== WORK TO BE COMPLETED ==
Note how many lines hold the string "Downtown" and give that number without any other words.

Records about charts and figures:

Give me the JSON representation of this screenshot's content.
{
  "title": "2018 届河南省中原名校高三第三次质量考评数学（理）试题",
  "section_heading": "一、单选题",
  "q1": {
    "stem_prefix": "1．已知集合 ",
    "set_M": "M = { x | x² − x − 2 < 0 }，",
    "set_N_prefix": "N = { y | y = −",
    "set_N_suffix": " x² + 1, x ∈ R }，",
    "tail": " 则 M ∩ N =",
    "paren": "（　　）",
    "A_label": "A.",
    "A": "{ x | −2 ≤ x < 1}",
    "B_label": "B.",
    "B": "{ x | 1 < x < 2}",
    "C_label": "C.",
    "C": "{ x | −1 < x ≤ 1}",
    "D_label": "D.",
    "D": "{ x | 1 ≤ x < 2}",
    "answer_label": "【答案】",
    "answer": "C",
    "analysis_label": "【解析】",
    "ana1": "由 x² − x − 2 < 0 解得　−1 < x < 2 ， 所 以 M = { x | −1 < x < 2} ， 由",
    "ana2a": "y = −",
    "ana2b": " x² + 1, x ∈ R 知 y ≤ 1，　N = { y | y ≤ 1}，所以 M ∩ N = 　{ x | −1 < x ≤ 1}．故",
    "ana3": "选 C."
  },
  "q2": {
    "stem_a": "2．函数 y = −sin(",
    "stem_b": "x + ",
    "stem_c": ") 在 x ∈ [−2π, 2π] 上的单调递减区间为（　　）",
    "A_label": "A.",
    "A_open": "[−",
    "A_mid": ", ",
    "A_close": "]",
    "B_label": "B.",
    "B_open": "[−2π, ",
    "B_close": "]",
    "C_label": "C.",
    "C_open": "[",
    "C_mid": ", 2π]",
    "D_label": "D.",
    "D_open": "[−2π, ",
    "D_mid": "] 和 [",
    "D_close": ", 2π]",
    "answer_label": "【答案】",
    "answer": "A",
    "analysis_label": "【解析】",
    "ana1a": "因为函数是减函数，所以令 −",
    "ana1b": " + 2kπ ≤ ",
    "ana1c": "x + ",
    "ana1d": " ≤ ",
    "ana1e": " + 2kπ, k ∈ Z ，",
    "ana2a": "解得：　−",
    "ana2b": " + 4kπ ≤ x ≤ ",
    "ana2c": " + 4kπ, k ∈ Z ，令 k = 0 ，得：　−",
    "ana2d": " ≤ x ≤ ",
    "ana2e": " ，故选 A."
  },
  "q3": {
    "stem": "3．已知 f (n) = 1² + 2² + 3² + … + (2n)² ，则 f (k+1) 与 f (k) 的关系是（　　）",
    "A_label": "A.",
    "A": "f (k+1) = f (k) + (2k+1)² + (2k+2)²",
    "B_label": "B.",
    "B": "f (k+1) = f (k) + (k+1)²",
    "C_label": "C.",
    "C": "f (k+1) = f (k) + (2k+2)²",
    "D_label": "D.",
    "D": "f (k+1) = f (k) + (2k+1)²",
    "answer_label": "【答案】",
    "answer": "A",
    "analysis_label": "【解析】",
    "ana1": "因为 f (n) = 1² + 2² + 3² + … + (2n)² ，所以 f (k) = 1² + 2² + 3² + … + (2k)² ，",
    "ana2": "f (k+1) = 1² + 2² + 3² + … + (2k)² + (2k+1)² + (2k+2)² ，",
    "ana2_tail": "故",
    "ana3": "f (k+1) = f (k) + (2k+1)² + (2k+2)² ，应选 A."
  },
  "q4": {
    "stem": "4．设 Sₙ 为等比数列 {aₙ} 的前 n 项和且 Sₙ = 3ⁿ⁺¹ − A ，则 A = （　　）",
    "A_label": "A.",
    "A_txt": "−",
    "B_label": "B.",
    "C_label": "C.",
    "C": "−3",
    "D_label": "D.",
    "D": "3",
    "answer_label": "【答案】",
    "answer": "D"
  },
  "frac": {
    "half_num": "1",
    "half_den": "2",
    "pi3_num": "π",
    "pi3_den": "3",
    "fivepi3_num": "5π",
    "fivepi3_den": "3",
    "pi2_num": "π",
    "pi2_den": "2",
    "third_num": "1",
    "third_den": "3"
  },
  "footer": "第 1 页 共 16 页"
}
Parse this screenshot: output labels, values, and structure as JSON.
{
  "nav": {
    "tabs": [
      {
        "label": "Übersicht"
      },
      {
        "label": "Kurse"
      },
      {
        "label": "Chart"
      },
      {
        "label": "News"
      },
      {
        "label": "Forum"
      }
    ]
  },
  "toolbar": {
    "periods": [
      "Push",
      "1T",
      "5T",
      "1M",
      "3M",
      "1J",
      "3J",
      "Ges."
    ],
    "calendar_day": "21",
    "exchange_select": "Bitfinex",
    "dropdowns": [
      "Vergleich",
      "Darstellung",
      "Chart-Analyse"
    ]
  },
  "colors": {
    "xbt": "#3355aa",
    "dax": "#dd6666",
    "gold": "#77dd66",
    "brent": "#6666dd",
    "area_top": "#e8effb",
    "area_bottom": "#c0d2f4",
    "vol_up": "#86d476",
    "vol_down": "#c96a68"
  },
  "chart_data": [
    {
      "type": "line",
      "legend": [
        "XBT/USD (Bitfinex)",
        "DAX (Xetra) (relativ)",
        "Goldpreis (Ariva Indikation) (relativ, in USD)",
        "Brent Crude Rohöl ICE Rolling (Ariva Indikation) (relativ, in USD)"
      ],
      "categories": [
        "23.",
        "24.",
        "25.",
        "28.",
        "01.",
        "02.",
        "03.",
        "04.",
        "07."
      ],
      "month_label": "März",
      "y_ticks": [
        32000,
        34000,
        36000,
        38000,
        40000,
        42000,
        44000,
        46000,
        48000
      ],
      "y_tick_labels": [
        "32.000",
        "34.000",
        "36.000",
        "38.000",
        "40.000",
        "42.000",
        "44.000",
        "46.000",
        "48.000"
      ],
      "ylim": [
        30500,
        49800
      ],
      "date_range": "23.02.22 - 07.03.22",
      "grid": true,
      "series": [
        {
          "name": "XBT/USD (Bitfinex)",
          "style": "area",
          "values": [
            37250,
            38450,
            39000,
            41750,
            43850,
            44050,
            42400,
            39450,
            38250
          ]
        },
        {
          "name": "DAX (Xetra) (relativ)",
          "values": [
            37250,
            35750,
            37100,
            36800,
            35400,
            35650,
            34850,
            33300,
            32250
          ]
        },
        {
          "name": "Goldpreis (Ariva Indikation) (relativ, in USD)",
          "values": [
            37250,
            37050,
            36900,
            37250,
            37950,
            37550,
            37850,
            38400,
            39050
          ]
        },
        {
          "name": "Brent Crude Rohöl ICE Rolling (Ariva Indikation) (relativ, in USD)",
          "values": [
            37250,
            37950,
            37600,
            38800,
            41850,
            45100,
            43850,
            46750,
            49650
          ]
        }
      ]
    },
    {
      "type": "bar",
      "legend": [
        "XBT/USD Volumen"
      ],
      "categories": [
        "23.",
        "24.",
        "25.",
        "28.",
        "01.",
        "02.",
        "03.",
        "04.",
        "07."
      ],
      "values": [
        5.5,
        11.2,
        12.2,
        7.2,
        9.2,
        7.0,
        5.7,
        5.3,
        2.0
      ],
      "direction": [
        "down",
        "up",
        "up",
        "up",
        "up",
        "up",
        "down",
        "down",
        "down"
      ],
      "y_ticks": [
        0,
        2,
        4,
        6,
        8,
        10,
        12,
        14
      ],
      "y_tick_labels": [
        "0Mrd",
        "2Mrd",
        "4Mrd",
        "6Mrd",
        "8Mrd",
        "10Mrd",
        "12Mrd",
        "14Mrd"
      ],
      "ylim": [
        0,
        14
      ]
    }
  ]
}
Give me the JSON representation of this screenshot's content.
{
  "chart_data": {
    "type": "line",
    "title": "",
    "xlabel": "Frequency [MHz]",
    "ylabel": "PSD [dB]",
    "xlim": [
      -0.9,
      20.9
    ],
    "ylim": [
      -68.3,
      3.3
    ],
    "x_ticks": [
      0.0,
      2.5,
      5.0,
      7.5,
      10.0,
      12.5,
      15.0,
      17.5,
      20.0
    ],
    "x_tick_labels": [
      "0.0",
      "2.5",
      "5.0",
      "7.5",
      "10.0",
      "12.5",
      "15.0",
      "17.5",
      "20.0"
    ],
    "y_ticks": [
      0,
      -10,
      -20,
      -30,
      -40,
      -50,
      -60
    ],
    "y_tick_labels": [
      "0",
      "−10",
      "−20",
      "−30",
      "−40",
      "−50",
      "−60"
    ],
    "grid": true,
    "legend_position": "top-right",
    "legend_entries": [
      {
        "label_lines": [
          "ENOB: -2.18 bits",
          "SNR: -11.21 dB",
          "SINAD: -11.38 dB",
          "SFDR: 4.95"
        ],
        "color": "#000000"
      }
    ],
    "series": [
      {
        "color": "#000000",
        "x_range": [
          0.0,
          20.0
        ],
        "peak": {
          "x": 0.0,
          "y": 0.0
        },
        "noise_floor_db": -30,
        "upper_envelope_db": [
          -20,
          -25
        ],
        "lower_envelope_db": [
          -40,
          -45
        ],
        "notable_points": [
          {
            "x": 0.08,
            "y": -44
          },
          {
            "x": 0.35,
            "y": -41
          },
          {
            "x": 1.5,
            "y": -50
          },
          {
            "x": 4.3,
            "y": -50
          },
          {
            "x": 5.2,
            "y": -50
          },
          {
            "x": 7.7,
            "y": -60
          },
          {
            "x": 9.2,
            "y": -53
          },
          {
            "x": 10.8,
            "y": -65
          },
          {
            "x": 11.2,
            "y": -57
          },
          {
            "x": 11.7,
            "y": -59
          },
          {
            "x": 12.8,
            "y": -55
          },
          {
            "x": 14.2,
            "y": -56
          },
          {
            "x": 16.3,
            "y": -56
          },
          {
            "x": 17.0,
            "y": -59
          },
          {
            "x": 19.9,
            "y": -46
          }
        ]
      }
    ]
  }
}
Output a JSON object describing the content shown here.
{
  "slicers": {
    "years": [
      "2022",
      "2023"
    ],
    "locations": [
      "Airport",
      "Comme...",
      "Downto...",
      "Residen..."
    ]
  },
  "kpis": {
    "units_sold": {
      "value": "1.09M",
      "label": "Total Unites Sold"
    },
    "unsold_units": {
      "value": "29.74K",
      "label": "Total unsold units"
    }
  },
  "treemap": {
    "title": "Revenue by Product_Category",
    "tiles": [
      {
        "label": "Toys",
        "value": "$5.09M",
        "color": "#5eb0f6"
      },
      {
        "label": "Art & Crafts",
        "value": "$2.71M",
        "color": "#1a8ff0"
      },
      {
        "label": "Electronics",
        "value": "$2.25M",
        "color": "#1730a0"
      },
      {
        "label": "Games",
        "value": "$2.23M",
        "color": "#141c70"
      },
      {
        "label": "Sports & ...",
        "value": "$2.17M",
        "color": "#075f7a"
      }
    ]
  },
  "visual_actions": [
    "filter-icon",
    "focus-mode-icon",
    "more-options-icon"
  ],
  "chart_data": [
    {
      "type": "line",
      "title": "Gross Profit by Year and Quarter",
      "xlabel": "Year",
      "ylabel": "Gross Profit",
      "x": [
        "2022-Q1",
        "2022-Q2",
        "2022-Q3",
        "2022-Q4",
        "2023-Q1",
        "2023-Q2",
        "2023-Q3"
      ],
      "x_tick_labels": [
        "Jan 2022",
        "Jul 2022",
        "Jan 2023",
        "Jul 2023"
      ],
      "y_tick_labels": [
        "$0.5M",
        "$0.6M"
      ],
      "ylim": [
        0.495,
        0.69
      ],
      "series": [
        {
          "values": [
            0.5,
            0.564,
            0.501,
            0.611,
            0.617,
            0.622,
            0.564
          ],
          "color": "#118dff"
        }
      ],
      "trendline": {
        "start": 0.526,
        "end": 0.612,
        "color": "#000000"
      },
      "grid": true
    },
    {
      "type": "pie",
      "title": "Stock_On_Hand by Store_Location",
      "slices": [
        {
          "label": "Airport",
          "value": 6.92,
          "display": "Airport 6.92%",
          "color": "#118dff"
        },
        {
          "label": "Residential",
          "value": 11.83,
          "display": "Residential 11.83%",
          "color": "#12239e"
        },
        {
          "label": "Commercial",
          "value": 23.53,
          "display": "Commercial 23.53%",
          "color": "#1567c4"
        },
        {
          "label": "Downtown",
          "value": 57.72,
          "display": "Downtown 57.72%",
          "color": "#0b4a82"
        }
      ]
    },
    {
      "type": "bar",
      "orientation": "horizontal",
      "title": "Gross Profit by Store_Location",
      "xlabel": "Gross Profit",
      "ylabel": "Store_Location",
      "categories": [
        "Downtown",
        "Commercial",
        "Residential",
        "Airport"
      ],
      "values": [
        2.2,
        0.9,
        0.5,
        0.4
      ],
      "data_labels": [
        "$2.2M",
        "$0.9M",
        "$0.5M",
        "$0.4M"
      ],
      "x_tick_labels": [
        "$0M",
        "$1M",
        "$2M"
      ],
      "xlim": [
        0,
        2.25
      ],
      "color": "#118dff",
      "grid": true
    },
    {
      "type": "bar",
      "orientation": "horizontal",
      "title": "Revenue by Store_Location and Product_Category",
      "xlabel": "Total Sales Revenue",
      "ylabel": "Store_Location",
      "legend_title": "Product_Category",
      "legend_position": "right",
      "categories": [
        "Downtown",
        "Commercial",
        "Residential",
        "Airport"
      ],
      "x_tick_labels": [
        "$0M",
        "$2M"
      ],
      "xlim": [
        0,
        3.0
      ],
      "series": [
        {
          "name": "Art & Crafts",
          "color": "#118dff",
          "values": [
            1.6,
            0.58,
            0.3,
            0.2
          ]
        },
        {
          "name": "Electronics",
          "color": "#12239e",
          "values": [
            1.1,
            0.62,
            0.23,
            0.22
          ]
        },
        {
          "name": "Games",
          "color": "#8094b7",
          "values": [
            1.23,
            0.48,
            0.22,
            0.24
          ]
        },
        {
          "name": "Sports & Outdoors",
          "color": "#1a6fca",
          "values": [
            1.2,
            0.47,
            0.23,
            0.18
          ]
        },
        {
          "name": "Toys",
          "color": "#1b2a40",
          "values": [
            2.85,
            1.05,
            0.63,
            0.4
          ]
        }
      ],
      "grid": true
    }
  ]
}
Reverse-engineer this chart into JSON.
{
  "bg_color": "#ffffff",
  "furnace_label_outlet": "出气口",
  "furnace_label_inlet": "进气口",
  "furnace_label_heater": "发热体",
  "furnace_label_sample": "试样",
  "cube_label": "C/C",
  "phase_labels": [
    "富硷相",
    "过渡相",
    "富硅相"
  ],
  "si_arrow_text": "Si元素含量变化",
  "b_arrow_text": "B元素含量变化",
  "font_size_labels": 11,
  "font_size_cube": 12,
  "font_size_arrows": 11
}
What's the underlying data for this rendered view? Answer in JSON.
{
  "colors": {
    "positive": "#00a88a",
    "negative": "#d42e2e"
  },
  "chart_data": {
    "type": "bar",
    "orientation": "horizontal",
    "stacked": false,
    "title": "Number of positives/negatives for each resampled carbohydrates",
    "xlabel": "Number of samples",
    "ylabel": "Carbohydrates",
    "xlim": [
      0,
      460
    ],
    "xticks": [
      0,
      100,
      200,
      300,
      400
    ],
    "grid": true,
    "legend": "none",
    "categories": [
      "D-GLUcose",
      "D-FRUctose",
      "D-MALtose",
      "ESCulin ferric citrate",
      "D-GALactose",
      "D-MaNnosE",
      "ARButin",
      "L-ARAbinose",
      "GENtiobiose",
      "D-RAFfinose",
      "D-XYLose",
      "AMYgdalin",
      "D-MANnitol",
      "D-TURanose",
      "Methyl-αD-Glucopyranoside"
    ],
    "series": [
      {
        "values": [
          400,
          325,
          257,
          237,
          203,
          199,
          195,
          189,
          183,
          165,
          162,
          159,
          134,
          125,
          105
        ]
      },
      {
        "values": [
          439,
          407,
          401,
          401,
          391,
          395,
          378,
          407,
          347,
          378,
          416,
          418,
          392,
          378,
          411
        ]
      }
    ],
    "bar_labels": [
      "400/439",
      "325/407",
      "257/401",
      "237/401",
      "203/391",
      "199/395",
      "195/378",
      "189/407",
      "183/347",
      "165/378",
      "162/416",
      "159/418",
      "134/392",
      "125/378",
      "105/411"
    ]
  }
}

== EXERCISE RESULT ==
4